▶ [Set exercise] Convert all the records below into a JSON list of strings, one string per line, leaving out blank lines and the pictures.

▶ [Task data]
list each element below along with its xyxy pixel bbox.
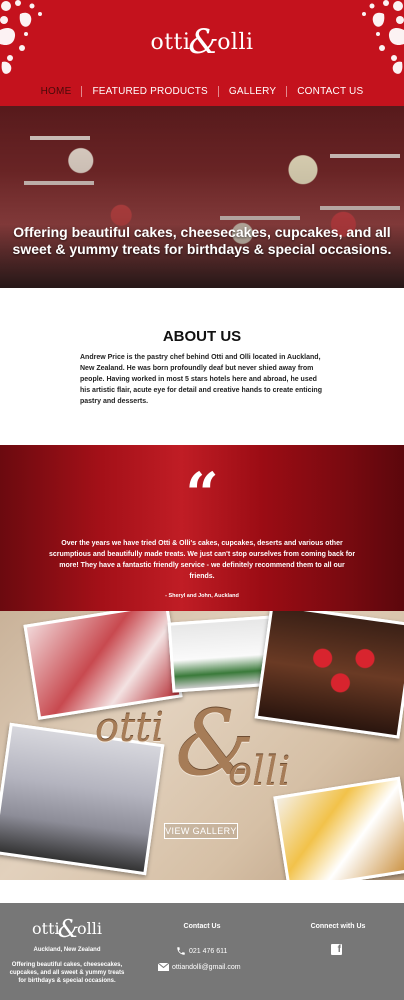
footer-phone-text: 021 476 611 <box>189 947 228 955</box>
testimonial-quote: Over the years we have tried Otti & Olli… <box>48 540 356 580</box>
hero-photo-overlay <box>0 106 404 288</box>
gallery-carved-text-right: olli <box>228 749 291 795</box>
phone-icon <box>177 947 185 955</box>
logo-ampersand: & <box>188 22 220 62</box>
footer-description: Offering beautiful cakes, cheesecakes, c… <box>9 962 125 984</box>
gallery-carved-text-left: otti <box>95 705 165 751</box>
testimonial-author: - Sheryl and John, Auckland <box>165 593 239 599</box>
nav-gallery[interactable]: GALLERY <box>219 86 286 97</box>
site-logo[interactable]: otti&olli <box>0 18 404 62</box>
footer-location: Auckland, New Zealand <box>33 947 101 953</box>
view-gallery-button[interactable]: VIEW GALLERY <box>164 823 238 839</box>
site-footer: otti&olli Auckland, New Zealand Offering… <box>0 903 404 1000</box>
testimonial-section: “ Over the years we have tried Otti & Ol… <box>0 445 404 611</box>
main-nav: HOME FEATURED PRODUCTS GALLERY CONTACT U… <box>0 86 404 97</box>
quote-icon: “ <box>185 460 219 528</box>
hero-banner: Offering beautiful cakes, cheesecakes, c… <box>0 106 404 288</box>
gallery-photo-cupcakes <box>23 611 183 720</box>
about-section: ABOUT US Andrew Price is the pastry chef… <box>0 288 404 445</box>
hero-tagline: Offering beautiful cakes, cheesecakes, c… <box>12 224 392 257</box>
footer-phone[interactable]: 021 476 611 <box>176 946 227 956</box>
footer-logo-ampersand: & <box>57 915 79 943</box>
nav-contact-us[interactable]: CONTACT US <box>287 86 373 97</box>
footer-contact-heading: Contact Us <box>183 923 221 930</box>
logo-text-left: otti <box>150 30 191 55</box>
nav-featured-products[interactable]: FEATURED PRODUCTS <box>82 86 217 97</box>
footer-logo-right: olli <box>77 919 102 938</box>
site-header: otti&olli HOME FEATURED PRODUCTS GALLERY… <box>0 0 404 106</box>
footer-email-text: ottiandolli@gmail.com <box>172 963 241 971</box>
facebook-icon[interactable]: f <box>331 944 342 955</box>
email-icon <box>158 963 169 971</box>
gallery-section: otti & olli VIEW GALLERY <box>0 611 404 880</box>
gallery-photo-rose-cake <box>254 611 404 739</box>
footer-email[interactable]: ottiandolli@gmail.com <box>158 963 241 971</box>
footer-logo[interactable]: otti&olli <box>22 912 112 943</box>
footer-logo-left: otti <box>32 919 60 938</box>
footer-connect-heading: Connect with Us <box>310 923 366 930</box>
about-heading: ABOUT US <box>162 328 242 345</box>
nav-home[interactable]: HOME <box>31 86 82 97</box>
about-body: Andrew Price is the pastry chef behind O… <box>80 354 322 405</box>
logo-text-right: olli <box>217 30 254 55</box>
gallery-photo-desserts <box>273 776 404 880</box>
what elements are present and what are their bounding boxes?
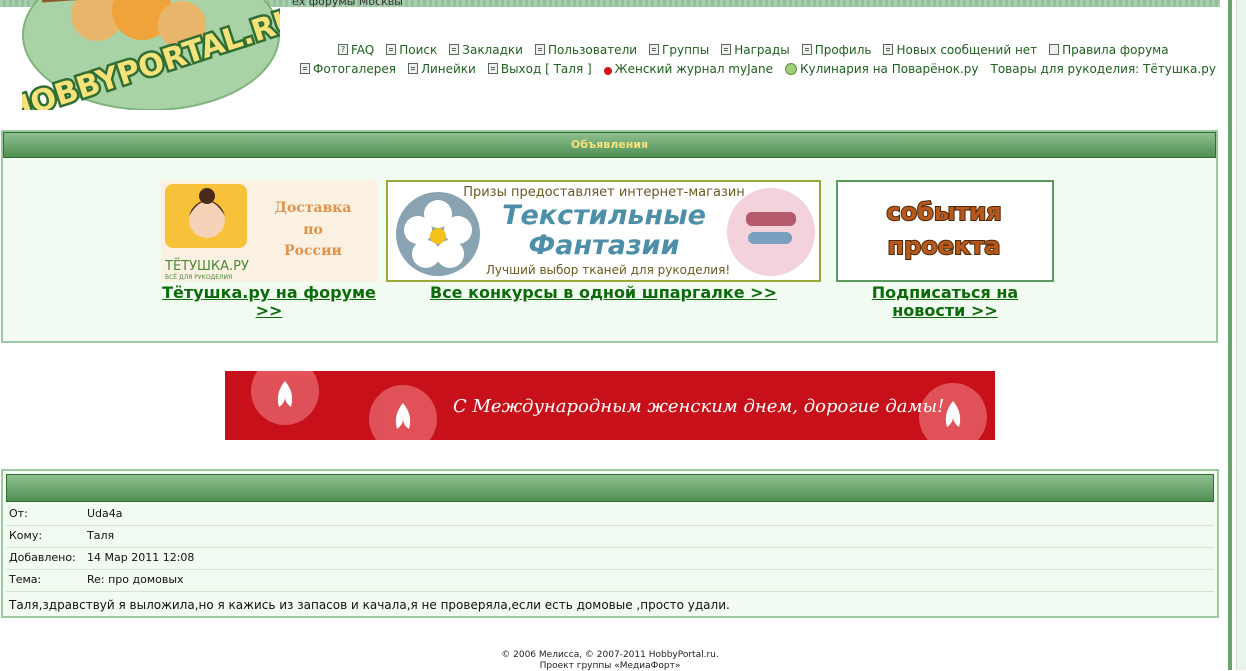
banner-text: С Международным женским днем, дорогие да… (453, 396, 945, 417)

▶ [Answer in full]
[
  "list each element below along with its xyxy pixel bbox.",
  "footer-phone-text: 021 476 611 <box>189 947 228 955</box>",
  "testimonial-quote: Over the years we have tried Otti & Olli… <box>48 540 356 580</box>",
  "hero-photo-overlay <box>0 106 404 288</box>",
  "gallery-carved-text-right: olli <box>228 749 291 795</box>",
  "phone-icon <box>177 947 185 955</box>",
  "logo-ampersand: & <box>188 22 220 62</box>",
  "footer-description: Offering beautiful cakes, cheesecakes, c… <box>9 962 125 984</box>",
  "gallery-carved-text-left: otti <box>95 705 165 751</box>",
  "testimonial-author: - Sheryl and John, Auckland <box>165 593 239 599</box>",
  "nav-gallery[interactable]: GALLERY <box>219 86 286 97</box>",
  "site-logo[interactable]: otti&olli <box>0 18 404 62</box>",
  "footer-location: Auckland, New Zealand <box>33 947 101 953</box>",
  "view-gallery-button[interactable]: VIEW GALLERY <box>164 823 238 839</box>",
  "site-footer: otti&olli Auckland, New Zealand Offering… <box>0 903 404 1000</box>",
  "testimonial-section: “ Over the years we have tried Otti & Ol… <box>0 445 404 611</box>",
  "main-nav: HOME FEATURED PRODUCTS GALLERY CONTACT U… <box>0 86 404 97</box>",
  "quote-icon: “ <box>185 460 219 528</box>",
  "hero-banner: Offering beautiful cakes, cheesecakes, c… <box>0 106 404 288</box>",
  "gallery-photo-cupcakes <box>23 611 183 720</box>",
  "about-section: ABOUT US Andrew Price is the pastry chef… <box>0 288 404 445</box>",
  "hero-tagline: Offering beautiful cakes, cheesecakes, c… <box>12 224 392 257</box>",
  "footer-phone[interactable]: 021 476 611 <box>176 946 227 956</box>",
  "footer-logo-ampersand: & <box>57 915 79 943</box>",
  "nav-contact-us[interactable]: CONTACT US <box>287 86 373 97</box>",
  "footer-contact-heading: Contact Us <box>183 923 221 930</box>",
  "logo-text-left: otti <box>150 30 191 55</box>",
  "nav-featured-products[interactable]: FEATURED PRODUCTS <box>82 86 217 97</box>",
  "footer-logo-right: olli <box>77 919 102 938</box>",
  "site-header: otti&olli HOME FEATURED PRODUCTS GALLERY… <box>0 0 404 106</box>",
  "footer-email-text: ottiandolli@gmail.com <box>172 963 241 971</box>",
  "facebook-icon[interactable]: f <box>331 944 342 955</box>",
  "email-icon <box>158 963 169 971</box>",
  "gallery-section: otti & olli VIEW GALLERY <box>0 611 404 880</box>",
  "gallery-photo-rose-cake <box>254 611 404 739</box>",
  "footer-email[interactable]: ottiandolli@gmail.com <box>158 963 241 971</box>",
  "footer-logo[interactable]: otti&olli <box>22 912 112 943</box>",
  "footer-logo-left: otti <box>32 919 60 938</box>",
  "footer-connect-heading: Connect with Us <box>310 923 366 930</box>",
  "about-heading: ABOUT US <box>162 328 242 345</box>",
  "nav-home[interactable]: HOME <box>31 86 82 97</box>",
  "about-body: Andrew Price is the pastry chef behind O… <box>80 354 322 405</box>",
  "logo-text-right: olli <box>217 30 254 55</box>",
  "gallery-photo-desserts <box>273 776 404 880</box>",
  "what elements are present and what are their bounding boxes?",
  "banner-text: С Международным женским днем, дорогие да… (453, 396, 945, 417)"
]